Goal -
Count every line of these entries that holds the word "juli", and reply with the number only.

------------------------------------------------

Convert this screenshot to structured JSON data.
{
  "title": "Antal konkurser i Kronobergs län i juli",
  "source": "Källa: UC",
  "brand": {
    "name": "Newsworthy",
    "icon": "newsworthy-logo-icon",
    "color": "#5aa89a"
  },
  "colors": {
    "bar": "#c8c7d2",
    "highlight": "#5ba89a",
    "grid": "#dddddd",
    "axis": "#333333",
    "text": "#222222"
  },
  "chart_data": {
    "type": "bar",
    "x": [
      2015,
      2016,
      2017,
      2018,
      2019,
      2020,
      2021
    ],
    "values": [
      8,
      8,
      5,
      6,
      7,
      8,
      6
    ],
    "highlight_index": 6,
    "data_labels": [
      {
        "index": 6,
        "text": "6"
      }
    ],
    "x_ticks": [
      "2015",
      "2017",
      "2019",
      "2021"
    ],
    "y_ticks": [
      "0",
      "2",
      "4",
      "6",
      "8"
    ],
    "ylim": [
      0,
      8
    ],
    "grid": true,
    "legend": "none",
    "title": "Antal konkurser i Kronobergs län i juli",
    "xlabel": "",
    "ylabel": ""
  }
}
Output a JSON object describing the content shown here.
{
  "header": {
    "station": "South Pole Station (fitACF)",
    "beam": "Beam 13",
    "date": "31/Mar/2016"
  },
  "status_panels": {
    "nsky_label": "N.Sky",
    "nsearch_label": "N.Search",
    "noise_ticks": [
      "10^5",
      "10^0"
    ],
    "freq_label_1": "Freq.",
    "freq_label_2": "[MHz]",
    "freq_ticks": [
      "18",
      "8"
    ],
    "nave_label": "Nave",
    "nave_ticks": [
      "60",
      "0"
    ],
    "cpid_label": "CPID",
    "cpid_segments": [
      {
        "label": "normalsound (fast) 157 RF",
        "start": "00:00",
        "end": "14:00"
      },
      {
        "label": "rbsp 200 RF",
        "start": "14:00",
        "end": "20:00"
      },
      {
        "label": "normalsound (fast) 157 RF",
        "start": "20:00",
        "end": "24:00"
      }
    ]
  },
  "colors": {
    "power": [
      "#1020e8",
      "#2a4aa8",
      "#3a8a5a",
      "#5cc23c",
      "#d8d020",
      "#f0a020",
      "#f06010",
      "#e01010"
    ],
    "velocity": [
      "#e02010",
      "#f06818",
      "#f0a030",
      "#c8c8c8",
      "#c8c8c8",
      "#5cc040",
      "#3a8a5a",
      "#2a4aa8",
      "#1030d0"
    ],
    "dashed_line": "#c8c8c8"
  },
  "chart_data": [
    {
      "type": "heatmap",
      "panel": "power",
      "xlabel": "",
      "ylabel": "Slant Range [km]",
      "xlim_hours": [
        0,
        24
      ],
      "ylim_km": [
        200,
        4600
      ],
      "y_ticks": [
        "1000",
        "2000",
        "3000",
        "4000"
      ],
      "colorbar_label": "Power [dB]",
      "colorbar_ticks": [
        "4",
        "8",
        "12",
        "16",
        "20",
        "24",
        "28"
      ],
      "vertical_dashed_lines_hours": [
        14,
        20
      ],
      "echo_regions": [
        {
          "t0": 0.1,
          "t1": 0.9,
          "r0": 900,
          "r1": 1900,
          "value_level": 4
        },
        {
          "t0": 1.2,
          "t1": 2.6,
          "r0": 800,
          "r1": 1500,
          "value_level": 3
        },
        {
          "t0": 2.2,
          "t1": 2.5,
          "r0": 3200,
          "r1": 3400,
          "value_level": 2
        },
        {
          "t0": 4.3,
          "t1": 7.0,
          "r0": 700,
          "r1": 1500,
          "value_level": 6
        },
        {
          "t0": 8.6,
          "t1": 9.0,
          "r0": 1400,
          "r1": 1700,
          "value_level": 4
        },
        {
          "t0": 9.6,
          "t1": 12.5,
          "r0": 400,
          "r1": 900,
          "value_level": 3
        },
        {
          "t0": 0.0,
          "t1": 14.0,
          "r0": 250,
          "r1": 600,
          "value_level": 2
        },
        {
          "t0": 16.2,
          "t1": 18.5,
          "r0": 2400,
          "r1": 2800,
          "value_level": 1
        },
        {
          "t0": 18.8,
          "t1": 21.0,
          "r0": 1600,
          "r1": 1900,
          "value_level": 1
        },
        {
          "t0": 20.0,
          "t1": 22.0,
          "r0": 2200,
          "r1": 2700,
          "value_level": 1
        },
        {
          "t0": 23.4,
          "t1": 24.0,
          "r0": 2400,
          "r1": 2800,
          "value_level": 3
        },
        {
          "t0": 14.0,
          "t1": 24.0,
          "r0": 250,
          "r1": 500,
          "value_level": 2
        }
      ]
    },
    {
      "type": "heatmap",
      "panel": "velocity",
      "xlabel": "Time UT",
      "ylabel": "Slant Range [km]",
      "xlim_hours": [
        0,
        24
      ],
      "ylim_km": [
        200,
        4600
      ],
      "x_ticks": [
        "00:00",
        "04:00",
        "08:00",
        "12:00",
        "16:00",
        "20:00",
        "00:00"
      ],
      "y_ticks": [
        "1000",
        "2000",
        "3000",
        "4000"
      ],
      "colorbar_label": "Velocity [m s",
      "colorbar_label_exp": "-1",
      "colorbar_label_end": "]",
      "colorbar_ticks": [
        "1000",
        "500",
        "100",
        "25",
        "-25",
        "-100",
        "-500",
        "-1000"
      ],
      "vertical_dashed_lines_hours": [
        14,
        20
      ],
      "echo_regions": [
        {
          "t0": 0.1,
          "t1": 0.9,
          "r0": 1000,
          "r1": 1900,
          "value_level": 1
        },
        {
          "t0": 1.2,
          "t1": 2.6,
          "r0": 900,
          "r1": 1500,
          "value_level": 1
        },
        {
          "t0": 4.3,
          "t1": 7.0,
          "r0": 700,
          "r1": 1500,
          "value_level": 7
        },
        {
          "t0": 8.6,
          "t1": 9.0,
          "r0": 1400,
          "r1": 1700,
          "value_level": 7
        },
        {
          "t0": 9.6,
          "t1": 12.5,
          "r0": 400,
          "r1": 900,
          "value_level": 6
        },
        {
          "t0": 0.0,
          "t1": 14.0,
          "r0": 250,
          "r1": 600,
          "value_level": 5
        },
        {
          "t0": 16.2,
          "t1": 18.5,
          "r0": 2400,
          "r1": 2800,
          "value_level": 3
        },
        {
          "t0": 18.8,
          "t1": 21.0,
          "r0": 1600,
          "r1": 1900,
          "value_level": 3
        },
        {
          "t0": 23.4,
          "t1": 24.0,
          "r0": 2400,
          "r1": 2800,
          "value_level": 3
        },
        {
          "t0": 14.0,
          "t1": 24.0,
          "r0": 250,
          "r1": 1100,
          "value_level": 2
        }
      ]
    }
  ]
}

------------------------------------------------

Solution for this task -
2